• _Stated task_: Output all entries verbatim. Skip pictures.

• _Dataset records_:

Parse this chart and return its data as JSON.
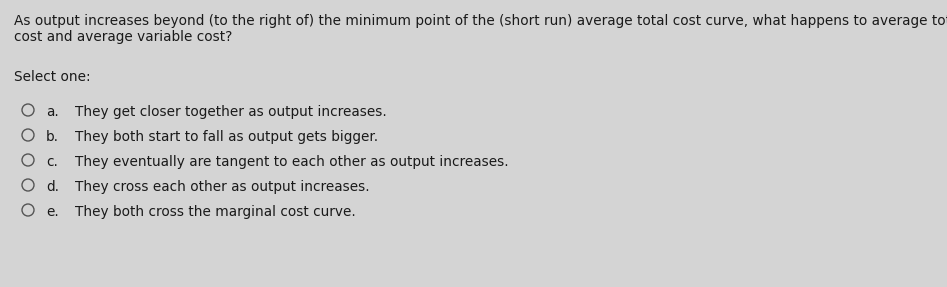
{
  "background_color": "#d4d4d4",
  "question_text_line1": "As output increases beyond (to the right of) the minimum point of the (short run) average total cost curve, what happens to average total",
  "question_text_line2": "cost and average variable cost?",
  "select_label": "Select one:",
  "options": [
    {
      "letter": "a.",
      "text": "They get closer together as output increases."
    },
    {
      "letter": "b.",
      "text": "They both start to fall as output gets bigger."
    },
    {
      "letter": "c.",
      "text": "They eventually are tangent to each other as output increases."
    },
    {
      "letter": "d.",
      "text": "They cross each other as output increases."
    },
    {
      "letter": "e.",
      "text": "They both cross the marginal cost curve."
    }
  ],
  "question_fontsize": 9.8,
  "select_fontsize": 9.8,
  "option_fontsize": 9.8,
  "text_color": "#1a1a1a",
  "circle_edge_color": "#555555",
  "figsize": [
    9.47,
    2.87
  ],
  "dpi": 100
}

• _Task response_:
Parse this chart and return its data as JSON.
{
  "background_color": "#d4d4d4",
  "question_text_line1": "As output increases beyond (to the right of) the minimum point of the (short run) average total cost curve, what happens to average total",
  "question_text_line2": "cost and average variable cost?",
  "select_label": "Select one:",
  "options": [
    {
      "letter": "a.",
      "text": "They get closer together as output increases."
    },
    {
      "letter": "b.",
      "text": "They both start to fall as output gets bigger."
    },
    {
      "letter": "c.",
      "text": "They eventually are tangent to each other as output increases."
    },
    {
      "letter": "d.",
      "text": "They cross each other as output increases."
    },
    {
      "letter": "e.",
      "text": "They both cross the marginal cost curve."
    }
  ],
  "question_fontsize": 9.8,
  "select_fontsize": 9.8,
  "option_fontsize": 9.8,
  "text_color": "#1a1a1a",
  "circle_edge_color": "#555555",
  "figsize": [
    9.47,
    2.87
  ],
  "dpi": 100
}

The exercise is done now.